To do: In the material below, the lines containing the word "name" are required; copy each of them.

Supplied data:
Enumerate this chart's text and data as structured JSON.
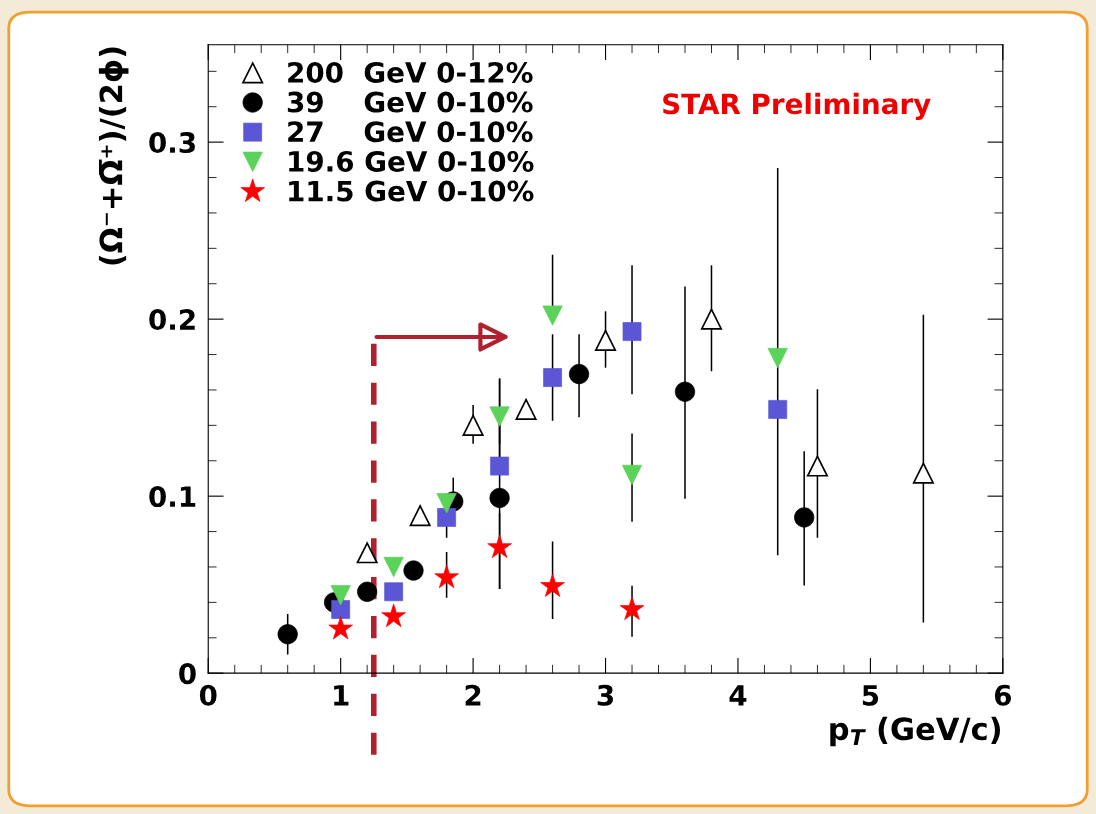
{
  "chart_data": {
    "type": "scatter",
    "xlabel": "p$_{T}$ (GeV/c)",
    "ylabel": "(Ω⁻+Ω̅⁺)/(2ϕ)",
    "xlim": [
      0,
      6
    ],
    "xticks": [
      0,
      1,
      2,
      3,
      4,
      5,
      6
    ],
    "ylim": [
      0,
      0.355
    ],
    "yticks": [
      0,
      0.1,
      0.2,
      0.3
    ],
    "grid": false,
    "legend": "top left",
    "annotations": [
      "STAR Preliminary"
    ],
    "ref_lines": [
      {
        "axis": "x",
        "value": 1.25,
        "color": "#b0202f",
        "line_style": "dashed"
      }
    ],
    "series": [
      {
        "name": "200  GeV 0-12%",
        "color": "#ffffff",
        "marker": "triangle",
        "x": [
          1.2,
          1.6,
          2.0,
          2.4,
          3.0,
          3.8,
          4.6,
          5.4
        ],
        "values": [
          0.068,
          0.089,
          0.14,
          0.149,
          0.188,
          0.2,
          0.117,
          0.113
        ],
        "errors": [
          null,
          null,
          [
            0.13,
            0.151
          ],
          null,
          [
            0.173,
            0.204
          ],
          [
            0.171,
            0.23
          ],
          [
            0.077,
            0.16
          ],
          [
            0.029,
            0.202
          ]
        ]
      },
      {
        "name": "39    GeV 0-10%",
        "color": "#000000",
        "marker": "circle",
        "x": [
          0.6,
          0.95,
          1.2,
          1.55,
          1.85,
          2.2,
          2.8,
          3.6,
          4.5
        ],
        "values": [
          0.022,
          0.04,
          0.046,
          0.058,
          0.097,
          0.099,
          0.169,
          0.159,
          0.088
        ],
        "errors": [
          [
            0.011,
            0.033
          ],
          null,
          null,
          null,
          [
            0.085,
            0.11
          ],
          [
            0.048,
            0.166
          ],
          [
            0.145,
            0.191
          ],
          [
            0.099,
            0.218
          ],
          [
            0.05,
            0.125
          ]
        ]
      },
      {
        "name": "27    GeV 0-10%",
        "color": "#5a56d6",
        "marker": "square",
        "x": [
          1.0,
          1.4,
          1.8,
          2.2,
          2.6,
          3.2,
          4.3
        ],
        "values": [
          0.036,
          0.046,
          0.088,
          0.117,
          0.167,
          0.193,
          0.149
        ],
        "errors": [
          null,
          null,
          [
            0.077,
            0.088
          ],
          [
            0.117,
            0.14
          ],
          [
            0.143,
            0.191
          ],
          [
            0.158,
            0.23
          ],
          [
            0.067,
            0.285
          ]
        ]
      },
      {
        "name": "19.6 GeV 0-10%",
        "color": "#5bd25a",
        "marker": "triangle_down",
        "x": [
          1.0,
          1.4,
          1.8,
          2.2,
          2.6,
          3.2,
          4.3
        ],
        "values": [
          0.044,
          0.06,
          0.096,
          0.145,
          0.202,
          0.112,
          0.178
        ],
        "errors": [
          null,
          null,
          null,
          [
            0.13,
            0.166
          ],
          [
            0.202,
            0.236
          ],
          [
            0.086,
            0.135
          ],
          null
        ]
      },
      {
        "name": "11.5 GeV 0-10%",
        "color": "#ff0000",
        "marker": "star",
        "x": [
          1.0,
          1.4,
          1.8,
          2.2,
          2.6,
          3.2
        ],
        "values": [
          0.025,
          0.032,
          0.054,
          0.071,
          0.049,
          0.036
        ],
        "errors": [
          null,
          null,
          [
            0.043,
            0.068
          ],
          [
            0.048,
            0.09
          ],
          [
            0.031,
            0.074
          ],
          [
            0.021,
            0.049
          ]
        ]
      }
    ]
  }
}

---

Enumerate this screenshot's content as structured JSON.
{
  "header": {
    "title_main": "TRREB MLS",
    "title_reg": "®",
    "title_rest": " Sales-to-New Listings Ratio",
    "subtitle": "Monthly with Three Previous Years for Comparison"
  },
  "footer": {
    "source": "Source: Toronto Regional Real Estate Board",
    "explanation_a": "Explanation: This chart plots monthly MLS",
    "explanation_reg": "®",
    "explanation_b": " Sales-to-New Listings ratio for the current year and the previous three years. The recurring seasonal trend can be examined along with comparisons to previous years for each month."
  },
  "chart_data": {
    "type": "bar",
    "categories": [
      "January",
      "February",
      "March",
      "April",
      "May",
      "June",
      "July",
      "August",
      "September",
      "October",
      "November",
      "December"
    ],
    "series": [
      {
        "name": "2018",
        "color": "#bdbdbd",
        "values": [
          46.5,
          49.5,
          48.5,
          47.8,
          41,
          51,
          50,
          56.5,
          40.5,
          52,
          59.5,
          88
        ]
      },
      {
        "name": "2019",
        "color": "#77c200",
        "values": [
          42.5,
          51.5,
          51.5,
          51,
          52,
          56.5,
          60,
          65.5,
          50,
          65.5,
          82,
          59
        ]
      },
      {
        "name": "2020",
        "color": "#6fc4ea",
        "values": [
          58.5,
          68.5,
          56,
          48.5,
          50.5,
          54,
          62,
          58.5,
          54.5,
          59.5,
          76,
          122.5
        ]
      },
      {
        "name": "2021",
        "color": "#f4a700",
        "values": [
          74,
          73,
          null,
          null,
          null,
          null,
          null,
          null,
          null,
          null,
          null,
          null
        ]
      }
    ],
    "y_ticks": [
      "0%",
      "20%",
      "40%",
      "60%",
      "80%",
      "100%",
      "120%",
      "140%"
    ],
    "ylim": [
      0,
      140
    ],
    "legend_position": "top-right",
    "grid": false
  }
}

Correct response:
        "name": "200  GeV 0-12%",
        "name": "39    GeV 0-10%",
        "name": "27    GeV 0-10%",
        "name": "19.6 GeV 0-10%",
        "name": "11.5 GeV 0-10%",
        "name": "2018",
        "name": "2019",
        "name": "2020",
        "name": "2021",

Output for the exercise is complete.